What you will do: The entries below are to be repeated exactly as they stand.

··· Entries provided

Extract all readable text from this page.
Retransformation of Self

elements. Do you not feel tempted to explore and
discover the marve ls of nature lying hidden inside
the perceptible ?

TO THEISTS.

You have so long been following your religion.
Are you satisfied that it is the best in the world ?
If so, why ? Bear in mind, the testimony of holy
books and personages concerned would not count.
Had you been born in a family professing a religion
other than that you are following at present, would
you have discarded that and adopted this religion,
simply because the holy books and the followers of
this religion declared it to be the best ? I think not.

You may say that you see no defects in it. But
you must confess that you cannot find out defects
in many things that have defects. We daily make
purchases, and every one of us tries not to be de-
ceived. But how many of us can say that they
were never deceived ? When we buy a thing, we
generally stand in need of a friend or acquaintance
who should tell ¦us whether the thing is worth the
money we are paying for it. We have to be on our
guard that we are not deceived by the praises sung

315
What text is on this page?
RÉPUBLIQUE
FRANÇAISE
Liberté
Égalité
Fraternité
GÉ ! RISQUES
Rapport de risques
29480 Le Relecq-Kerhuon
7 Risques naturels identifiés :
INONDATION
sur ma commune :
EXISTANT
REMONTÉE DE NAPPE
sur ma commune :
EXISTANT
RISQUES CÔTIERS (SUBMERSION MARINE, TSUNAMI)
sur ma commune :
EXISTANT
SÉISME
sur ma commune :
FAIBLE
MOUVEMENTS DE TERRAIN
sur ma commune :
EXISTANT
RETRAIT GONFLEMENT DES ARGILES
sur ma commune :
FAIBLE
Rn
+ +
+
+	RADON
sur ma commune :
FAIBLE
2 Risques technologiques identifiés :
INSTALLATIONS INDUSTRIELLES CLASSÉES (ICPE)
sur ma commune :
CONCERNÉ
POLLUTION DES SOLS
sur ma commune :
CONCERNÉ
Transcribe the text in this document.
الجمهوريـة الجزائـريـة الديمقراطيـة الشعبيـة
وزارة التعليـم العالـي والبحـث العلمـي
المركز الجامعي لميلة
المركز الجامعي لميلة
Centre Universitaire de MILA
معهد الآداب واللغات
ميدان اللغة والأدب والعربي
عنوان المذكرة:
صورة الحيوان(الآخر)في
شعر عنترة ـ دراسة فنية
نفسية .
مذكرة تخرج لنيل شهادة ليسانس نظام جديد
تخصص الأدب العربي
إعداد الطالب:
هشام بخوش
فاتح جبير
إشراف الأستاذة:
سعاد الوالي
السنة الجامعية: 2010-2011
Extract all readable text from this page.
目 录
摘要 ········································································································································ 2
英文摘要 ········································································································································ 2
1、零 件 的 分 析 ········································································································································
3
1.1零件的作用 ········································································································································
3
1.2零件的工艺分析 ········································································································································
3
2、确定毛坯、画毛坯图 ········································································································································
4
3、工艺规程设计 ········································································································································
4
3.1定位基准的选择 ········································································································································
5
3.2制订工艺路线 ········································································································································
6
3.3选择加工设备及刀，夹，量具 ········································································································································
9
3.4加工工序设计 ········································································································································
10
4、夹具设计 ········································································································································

······

Response for this exercise:
Extract all readable text from this page.
Retransformation of Self

elements. Do you not feel tempted to explore and
discover the marve ls of nature lying hidden inside
the perceptible ?

TO THEISTS.

You have so long been following your religion.
Are you satisfied that it is the best in the world ?
If so, why ? Bear in mind, the testimony of holy
books and personages concerned would not count.
Had you been born in a family professing a religion
other than that you are following at present, would
you have discarded that and adopted this religion,
simply because the holy books and the followers of
this religion declared it to be the best ? I think not.

You may say that you see no defects in it. But
you must confess that you cannot find out defects
in many things that have defects. We daily make
purchases, and every one of us tries not to be de-
ceived. But how many of us can say that they
were never deceived ? When we buy a thing, we
generally stand in need of a friend or acquaintance
who should tell ¦us whether the thing is worth the
money we are paying for it. We have to be on our
guard that we are not deceived by the praises sung

315
What text is on this page?
RÉPUBLIQUE
FRANÇAISE
Liberté
Égalité
Fraternité
GÉ ! RISQUES
Rapport de risques
29480 Le Relecq-Kerhuon
7 Risques naturels identifiés :
INONDATION
sur ma commune :
EXISTANT
REMONTÉE DE NAPPE
sur ma commune :
EXISTANT
RISQUES CÔTIERS (SUBMERSION MARINE, TSUNAMI)
sur ma commune :
EXISTANT
SÉISME
sur ma commune :
FAIBLE
MOUVEMENTS DE TERRAIN
sur ma commune :
EXISTANT
RETRAIT GONFLEMENT DES ARGILES
sur ma commune :
FAIBLE
Rn
+ +
+
+	RADON
sur ma commune :
FAIBLE
2 Risques technologiques identifiés :
INSTALLATIONS INDUSTRIELLES CLASSÉES (ICPE)
sur ma commune :
CONCERNÉ
POLLUTION DES SOLS
sur ma commune :
CONCERNÉ
Transcribe the text in this document.
الجمهوريـة الجزائـريـة الديمقراطيـة الشعبيـة
وزارة التعليـم العالـي والبحـث العلمـي
المركز الجامعي لميلة
المركز الجامعي لميلة
Centre Universitaire de MILA
معهد الآداب واللغات
ميدان اللغة والأدب والعربي
عنوان المذكرة:
صورة الحيوان(الآخر)في
شعر عنترة ـ دراسة فنية
نفسية .
مذكرة تخرج لنيل شهادة ليسانس نظام جديد
تخصص الأدب العربي
إعداد الطالب:
هشام بخوش
فاتح جبير
إشراف الأستاذة:
سعاد الوالي
السنة الجامعية: 2010-2011
Extract all readable text from this page.
目 录
摘要 ········································································································································ 2
英文摘要 ········································································································································ 2
1、零 件 的 分 析 ········································································································································
3
1.1零件的作用 ········································································································································
3
1.2零件的工艺分析 ········································································································································
3
2、确定毛坯、画毛坯图 ········································································································································
4
3、工艺规程设计 ········································································································································
4
3.1定位基准的选择 ········································································································································
5
3.2制订工艺路线 ········································································································································
6
3.3选择加工设备及刀，夹，量具 ········································································································································
9
3.4加工工序设计 ········································································································································
10
4、夹具设计 ········································································································································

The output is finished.